Copy every line from the data below in which the string "marker" can be found.

Dataset listings of figures:
%%

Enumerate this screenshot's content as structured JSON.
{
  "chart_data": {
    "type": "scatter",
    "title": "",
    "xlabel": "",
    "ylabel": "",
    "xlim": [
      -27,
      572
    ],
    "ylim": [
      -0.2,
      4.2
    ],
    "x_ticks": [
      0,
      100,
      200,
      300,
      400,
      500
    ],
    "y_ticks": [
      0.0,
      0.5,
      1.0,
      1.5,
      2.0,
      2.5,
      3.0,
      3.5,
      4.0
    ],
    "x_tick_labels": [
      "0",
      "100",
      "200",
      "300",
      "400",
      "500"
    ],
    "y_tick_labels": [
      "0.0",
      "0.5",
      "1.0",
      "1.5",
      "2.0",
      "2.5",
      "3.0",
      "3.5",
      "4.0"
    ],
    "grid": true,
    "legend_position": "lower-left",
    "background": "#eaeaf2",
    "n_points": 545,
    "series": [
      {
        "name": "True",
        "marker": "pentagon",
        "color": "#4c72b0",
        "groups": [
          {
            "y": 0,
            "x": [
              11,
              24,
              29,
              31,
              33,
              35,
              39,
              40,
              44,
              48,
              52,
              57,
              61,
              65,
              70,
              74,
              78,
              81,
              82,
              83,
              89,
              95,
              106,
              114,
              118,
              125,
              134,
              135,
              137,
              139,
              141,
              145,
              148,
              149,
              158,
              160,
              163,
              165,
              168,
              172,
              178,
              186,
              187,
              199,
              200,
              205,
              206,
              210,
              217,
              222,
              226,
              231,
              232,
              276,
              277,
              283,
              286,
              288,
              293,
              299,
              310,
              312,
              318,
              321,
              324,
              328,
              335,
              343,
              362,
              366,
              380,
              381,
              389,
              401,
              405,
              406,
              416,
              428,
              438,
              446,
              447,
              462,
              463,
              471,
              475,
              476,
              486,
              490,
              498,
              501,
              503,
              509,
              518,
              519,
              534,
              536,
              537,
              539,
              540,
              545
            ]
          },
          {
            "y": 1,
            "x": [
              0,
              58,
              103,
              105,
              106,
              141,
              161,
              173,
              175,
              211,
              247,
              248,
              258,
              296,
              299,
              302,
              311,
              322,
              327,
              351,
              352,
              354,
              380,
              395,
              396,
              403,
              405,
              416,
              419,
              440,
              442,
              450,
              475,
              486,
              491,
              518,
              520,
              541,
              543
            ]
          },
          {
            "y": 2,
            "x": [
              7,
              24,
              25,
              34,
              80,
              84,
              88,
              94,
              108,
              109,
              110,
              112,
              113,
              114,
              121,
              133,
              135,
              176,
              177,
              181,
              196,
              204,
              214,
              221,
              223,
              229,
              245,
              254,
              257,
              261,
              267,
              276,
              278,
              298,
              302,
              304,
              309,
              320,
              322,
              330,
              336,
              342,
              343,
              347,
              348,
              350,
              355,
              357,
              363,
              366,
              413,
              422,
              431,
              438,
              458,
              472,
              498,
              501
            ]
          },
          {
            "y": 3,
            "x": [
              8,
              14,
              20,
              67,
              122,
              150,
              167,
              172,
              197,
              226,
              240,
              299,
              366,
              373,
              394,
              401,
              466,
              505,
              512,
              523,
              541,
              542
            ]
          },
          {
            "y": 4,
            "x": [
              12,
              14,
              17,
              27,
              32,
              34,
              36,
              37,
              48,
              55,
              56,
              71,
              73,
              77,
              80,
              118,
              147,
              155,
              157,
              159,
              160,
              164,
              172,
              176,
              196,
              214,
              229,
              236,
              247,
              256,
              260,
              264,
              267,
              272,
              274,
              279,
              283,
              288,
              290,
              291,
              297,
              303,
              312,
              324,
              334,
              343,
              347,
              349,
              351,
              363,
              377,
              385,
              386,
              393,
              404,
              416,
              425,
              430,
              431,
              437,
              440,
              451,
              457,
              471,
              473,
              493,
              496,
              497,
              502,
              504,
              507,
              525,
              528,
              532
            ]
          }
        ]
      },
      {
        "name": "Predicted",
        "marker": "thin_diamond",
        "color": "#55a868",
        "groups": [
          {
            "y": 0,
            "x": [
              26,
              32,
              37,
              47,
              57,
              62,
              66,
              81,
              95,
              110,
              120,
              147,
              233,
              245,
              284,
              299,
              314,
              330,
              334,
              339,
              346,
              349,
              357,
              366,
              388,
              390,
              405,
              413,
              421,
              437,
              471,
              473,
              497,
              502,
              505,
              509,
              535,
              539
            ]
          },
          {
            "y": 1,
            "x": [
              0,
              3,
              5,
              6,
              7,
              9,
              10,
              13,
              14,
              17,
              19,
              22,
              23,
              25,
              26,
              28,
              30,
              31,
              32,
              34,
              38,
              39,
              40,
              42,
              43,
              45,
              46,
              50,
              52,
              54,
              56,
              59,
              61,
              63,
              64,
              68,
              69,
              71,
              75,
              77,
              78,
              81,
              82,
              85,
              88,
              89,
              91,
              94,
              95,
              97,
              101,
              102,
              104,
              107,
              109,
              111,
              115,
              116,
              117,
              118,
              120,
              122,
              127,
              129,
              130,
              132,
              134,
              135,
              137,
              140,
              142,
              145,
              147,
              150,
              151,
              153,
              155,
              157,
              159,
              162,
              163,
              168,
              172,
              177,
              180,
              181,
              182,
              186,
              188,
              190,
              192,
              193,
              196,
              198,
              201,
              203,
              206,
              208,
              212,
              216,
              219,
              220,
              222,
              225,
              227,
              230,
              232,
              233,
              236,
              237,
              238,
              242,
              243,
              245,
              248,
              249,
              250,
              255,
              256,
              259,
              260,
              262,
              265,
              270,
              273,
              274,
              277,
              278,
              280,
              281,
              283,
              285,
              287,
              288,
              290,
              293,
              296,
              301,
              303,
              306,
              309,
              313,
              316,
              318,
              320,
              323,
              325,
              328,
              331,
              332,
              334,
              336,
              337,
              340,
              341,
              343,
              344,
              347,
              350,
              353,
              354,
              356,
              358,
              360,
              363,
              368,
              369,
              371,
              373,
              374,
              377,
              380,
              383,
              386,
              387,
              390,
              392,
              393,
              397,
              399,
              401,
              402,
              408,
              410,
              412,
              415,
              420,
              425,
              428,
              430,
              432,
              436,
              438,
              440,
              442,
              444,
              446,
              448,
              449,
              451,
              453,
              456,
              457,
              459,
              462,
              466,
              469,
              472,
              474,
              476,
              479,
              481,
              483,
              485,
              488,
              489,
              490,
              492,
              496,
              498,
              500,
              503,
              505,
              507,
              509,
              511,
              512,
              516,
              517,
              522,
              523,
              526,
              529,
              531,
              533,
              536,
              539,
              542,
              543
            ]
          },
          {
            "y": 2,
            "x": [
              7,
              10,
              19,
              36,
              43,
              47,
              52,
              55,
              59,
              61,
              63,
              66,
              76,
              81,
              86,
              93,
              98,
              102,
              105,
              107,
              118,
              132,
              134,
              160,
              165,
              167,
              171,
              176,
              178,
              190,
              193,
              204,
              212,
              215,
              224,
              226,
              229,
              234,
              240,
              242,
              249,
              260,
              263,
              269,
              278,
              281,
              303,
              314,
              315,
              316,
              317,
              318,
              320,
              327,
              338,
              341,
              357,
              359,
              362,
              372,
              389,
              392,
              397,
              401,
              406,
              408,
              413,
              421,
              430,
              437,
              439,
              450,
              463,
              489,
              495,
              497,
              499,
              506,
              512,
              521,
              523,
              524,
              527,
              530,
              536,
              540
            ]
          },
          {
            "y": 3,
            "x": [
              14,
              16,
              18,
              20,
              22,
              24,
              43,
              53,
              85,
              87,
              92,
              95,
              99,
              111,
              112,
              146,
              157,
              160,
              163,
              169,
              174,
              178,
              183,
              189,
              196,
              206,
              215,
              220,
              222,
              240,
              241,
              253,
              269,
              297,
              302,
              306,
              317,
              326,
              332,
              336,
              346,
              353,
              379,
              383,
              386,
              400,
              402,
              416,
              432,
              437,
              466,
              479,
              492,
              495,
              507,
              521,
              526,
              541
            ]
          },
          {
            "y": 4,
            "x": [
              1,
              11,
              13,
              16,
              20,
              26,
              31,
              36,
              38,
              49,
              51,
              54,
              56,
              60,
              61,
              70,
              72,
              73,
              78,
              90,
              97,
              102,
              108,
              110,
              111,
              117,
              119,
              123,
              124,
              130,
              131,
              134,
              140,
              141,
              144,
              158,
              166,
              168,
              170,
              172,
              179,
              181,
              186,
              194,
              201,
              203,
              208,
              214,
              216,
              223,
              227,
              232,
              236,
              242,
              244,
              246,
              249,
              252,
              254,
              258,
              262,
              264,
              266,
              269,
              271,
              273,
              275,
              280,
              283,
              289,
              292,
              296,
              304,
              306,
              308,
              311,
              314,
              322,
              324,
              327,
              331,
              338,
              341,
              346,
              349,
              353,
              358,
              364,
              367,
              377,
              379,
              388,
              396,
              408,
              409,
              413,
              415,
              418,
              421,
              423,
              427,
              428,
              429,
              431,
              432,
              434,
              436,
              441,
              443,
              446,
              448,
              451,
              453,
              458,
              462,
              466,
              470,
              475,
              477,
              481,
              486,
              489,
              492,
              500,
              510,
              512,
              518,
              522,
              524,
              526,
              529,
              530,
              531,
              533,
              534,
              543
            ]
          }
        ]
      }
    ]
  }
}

%%

• _RIGHT ANSWER_:
        "marker": "pentagon",
        "marker": "thin_diamond",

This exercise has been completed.